▶ _Given request_:
Identify all lines below that hold "коллегиального" and collect them.
>> START Entries provided
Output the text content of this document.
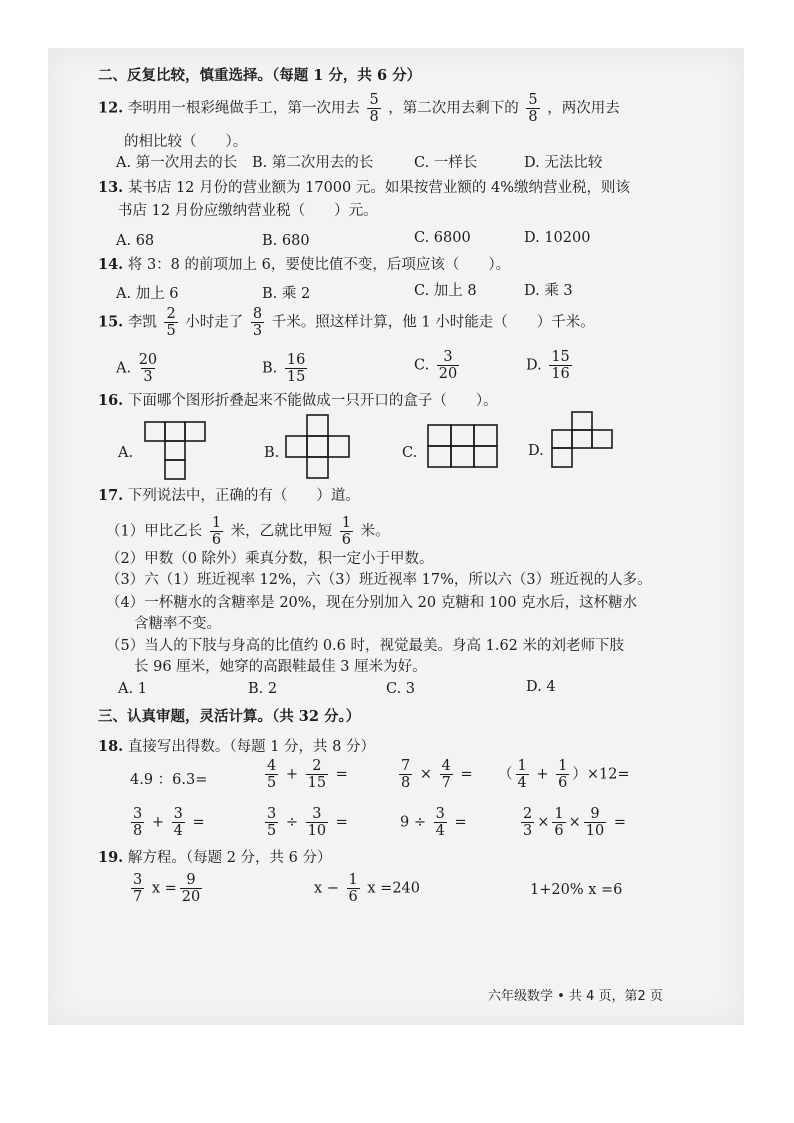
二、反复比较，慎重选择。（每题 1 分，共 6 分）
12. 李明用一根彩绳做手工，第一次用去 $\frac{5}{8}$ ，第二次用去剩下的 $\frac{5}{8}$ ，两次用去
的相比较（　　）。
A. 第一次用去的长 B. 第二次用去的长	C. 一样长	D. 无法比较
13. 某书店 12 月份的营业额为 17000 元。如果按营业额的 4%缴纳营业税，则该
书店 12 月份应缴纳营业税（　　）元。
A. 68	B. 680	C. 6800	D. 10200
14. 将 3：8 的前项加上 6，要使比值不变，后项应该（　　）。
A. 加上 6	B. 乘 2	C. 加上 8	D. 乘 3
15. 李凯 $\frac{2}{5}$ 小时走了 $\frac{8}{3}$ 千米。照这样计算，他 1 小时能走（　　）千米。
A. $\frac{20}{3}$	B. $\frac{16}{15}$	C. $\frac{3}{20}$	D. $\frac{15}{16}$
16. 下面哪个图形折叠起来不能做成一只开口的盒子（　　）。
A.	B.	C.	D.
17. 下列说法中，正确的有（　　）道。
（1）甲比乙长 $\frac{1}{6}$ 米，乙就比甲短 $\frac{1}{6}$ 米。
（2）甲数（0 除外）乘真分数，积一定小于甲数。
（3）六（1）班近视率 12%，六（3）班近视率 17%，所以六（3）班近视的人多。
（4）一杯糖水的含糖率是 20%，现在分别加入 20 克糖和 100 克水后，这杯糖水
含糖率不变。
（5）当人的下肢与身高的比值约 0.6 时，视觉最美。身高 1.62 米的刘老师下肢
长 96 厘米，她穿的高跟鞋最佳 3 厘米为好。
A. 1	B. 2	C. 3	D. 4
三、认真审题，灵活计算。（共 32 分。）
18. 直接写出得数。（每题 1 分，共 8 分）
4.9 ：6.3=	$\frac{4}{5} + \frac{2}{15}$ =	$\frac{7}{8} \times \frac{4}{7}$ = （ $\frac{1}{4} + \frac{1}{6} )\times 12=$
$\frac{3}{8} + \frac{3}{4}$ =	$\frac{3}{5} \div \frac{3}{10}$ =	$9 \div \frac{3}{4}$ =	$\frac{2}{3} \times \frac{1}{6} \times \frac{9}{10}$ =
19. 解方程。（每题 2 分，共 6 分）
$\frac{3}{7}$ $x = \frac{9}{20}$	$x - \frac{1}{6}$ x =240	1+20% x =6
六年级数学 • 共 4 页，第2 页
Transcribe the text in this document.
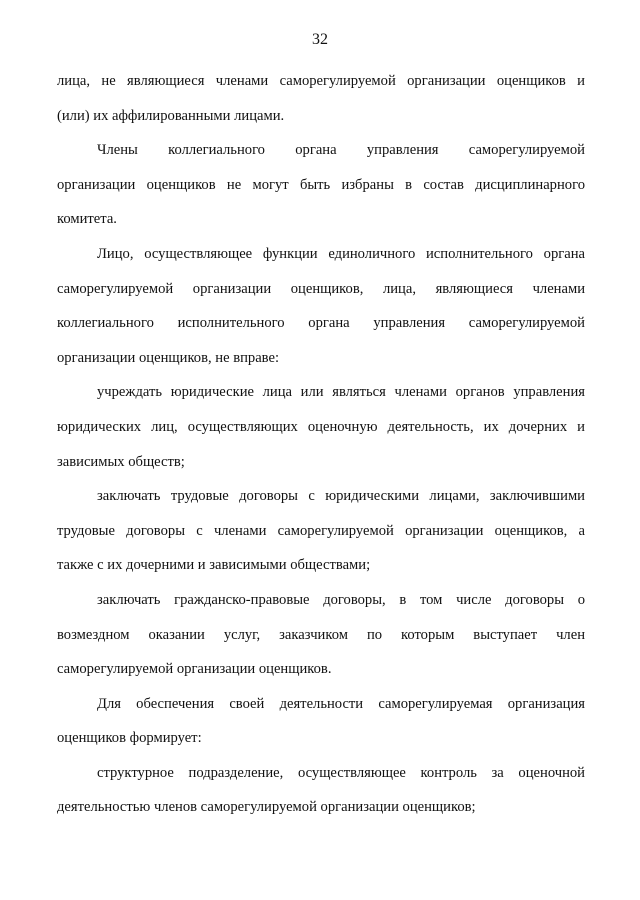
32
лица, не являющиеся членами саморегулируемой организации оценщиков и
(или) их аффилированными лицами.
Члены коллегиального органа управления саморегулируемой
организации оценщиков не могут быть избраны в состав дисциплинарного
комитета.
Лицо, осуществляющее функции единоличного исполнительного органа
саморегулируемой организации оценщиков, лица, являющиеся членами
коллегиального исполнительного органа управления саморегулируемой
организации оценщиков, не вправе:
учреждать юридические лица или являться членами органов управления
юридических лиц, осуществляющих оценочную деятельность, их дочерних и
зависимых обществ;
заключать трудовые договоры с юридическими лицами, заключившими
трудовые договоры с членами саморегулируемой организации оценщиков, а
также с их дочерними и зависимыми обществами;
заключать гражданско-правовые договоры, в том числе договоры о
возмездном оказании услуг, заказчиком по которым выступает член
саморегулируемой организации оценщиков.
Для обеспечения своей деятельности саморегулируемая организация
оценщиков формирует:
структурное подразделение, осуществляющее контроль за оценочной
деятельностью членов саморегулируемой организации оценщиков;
>> END Entries provided
▶ _Response to the task_:
Члены коллегиального органа управления саморегулируемой
коллегиального исполнительного органа управления саморегулируемой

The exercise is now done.